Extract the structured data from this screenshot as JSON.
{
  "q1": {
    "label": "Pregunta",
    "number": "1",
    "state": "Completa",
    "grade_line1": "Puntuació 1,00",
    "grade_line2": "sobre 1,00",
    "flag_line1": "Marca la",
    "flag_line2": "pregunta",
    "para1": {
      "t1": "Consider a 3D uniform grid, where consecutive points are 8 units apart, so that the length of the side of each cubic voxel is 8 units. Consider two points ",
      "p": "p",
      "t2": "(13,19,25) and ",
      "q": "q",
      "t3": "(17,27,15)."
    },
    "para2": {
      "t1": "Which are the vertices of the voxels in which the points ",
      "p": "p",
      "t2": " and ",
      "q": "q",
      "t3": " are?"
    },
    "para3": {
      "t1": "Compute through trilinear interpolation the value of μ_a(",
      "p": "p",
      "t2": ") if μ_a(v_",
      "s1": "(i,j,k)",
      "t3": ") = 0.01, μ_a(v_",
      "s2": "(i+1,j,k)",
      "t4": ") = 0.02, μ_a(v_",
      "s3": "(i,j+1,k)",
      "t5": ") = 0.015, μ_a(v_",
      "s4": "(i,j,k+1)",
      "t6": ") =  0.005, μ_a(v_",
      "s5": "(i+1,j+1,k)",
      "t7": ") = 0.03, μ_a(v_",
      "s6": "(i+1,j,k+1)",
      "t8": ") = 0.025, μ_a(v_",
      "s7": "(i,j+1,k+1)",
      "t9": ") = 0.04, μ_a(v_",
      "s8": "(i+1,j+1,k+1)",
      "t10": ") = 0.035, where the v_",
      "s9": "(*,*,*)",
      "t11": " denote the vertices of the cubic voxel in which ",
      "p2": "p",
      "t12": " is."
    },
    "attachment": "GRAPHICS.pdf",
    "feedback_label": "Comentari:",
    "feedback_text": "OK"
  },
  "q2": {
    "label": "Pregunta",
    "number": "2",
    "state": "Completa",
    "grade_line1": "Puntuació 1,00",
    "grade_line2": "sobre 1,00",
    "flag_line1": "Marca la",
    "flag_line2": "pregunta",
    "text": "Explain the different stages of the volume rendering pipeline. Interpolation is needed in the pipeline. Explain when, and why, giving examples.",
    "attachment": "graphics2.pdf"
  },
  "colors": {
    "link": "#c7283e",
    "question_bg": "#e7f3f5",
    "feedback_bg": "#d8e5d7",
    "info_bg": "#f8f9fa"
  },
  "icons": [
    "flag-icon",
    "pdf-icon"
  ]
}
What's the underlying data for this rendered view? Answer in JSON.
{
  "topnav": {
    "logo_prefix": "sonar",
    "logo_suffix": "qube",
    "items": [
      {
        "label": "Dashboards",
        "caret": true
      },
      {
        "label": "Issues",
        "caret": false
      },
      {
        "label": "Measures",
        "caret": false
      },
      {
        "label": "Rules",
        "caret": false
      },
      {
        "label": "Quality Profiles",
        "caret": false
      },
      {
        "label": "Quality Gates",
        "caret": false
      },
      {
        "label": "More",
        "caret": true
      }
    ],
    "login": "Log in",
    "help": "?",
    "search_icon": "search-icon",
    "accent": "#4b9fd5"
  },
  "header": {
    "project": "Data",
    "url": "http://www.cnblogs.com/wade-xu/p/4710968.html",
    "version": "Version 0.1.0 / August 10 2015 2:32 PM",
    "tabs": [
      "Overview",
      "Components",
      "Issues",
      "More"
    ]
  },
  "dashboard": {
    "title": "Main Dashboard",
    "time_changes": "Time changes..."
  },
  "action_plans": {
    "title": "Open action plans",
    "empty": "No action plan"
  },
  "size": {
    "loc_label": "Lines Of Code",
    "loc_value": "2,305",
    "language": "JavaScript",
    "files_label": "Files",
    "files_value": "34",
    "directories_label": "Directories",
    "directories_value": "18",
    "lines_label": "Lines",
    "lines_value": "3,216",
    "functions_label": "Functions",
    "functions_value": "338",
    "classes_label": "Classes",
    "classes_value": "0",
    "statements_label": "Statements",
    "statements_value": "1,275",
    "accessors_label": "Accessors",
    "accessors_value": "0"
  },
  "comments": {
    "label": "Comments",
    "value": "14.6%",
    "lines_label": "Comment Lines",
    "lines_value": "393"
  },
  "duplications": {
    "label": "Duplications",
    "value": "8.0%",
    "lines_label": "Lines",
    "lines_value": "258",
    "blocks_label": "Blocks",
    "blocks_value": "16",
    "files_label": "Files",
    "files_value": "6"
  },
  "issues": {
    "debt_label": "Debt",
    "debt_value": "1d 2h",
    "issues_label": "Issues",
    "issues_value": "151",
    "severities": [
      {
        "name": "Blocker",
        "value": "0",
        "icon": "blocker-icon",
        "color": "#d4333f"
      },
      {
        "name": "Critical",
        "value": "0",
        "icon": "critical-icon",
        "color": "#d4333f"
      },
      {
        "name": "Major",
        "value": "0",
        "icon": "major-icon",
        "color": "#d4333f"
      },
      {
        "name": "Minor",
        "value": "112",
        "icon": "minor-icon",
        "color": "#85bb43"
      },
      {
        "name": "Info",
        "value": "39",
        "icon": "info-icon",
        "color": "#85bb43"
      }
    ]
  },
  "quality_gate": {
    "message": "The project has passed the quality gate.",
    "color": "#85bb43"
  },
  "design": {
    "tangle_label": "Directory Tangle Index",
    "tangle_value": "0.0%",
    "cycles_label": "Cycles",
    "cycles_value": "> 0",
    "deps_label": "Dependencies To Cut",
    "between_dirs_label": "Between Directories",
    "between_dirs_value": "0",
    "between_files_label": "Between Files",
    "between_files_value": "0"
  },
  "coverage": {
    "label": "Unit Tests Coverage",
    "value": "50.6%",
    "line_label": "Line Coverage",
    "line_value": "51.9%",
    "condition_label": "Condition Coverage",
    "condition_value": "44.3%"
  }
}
● ● ●
» Work required: Above are some records. Print them all exactly.

» Solution to this exercise:
Extract the structured data from this screenshot as JSON.
{
  "q1": {
    "label": "Pregunta",
    "number": "1",
    "state": "Completa",
    "grade_line1": "Puntuació 1,00",
    "grade_line2": "sobre 1,00",
    "flag_line1": "Marca la",
    "flag_line2": "pregunta",
    "para1": {
      "t1": "Consider a 3D uniform grid, where consecutive points are 8 units apart, so that the length of the side of each cubic voxel is 8 units. Consider two points ",
      "p": "p",
      "t2": "(13,19,25) and ",
      "q": "q",
      "t3": "(17,27,15)."
    },
    "para2": {
      "t1": "Which are the vertices of the voxels in which the points ",
      "p": "p",
      "t2": " and ",
      "q": "q",
      "t3": " are?"
    },
    "para3": {
      "t1": "Compute through trilinear interpolation the value of μ_a(",
      "p": "p",
      "t2": ") if μ_a(v_",
      "s1": "(i,j,k)",
      "t3": ") = 0.01, μ_a(v_",
      "s2": "(i+1,j,k)",
      "t4": ") = 0.02, μ_a(v_",
      "s3": "(i,j+1,k)",
      "t5": ") = 0.015, μ_a(v_",
      "s4": "(i,j,k+1)",
      "t6": ") =  0.005, μ_a(v_",
      "s5": "(i+1,j+1,k)",
      "t7": ") = 0.03, μ_a(v_",
      "s6": "(i+1,j,k+1)",
      "t8": ") = 0.025, μ_a(v_",
      "s7": "(i,j+1,k+1)",
      "t9": ") = 0.04, μ_a(v_",
      "s8": "(i+1,j+1,k+1)",
      "t10": ") = 0.035, where the v_",
      "s9": "(*,*,*)",
      "t11": " denote the vertices of the cubic voxel in which ",
      "p2": "p",
      "t12": " is."
    },
    "attachment": "GRAPHICS.pdf",
    "feedback_label": "Comentari:",
    "feedback_text": "OK"
  },
  "q2": {
    "label": "Pregunta",
    "number": "2",
    "state": "Completa",
    "grade_line1": "Puntuació 1,00",
    "grade_line2": "sobre 1,00",
    "flag_line1": "Marca la",
    "flag_line2": "pregunta",
    "text": "Explain the different stages of the volume rendering pipeline. Interpolation is needed in the pipeline. Explain when, and why, giving examples.",
    "attachment": "graphics2.pdf"
  },
  "colors": {
    "link": "#c7283e",
    "question_bg": "#e7f3f5",
    "feedback_bg": "#d8e5d7",
    "info_bg": "#f8f9fa"
  },
  "icons": [
    "flag-icon",
    "pdf-icon"
  ]
}
What's the underlying data for this rendered view? Answer in JSON.
{
  "topnav": {
    "logo_prefix": "sonar",
    "logo_suffix": "qube",
    "items": [
      {
        "label": "Dashboards",
        "caret": true
      },
      {
        "label": "Issues",
        "caret": false
      },
      {
        "label": "Measures",
        "caret": false
      },
      {
        "label": "Rules",
        "caret": false
      },
      {
        "label": "Quality Profiles",
        "caret": false
      },
      {
        "label": "Quality Gates",
        "caret": false
      },
      {
        "label": "More",
        "caret": true
      }
    ],
    "login": "Log in",
    "help": "?",
    "search_icon": "search-icon",
    "accent": "#4b9fd5"
  },
  "header": {
    "project": "Data",
    "url": "http://www.cnblogs.com/wade-xu/p/4710968.html",
    "version": "Version 0.1.0 / August 10 2015 2:32 PM",
    "tabs": [
      "Overview",
      "Components",
      "Issues",
      "More"
    ]
  },
  "dashboard": {
    "title": "Main Dashboard",
    "time_changes": "Time changes..."
  },
  "action_plans": {
    "title": "Open action plans",
    "empty": "No action plan"
  },
  "size": {
    "loc_label": "Lines Of Code",
    "loc_value": "2,305",
    "language": "JavaScript",
    "files_label": "Files",
    "files_value": "34",
    "directories_label": "Directories",
    "directories_value": "18",
    "lines_label": "Lines",
    "lines_value": "3,216",
    "functions_label": "Functions",
    "functions_value": "338",
    "classes_label": "Classes",
    "classes_value": "0",
    "statements_label": "Statements",
    "statements_value": "1,275",
    "accessors_label": "Accessors",
    "accessors_value": "0"
  },
  "comments": {
    "label": "Comments",
    "value": "14.6%",
    "lines_label": "Comment Lines",
    "lines_value": "393"
  },
  "duplications": {
    "label": "Duplications",
    "value": "8.0%",
    "lines_label": "Lines",
    "lines_value": "258",
    "blocks_label": "Blocks",
    "blocks_value": "16",
    "files_label": "Files",
    "files_value": "6"
  },
  "issues": {
    "debt_label": "Debt",
    "debt_value": "1d 2h",
    "issues_label": "Issues",
    "issues_value": "151",
    "severities": [
      {
        "name": "Blocker",
        "value": "0",
        "icon": "blocker-icon",
        "color": "#d4333f"
      },
      {
        "name": "Critical",
        "value": "0",
        "icon": "critical-icon",
        "color": "#d4333f"
      },
      {
        "name": "Major",
        "value": "0",
        "icon": "major-icon",
        "color": "#d4333f"
      },
      {
        "name": "Minor",
        "value": "112",
        "icon": "minor-icon",
        "color": "#85bb43"
      },
      {
        "name": "Info",
        "value": "39",
        "icon": "info-icon",
        "color": "#85bb43"
      }
    ]
  },
  "quality_gate": {
    "message": "The project has passed the quality gate.",
    "color": "#85bb43"
  },
  "design": {
    "tangle_label": "Directory Tangle Index",
    "tangle_value": "0.0%",
    "cycles_label": "Cycles",
    "cycles_value": "> 0",
    "deps_label": "Dependencies To Cut",
    "between_dirs_label": "Between Directories",
    "between_dirs_value": "0",
    "between_files_label": "Between Files",
    "between_files_value": "0"
  },
  "coverage": {
    "label": "Unit Tests Coverage",
    "value": "50.6%",
    "line_label": "Line Coverage",
    "line_value": "51.9%",
    "condition_label": "Condition Coverage",
    "condition_value": "44.3%"
  }
}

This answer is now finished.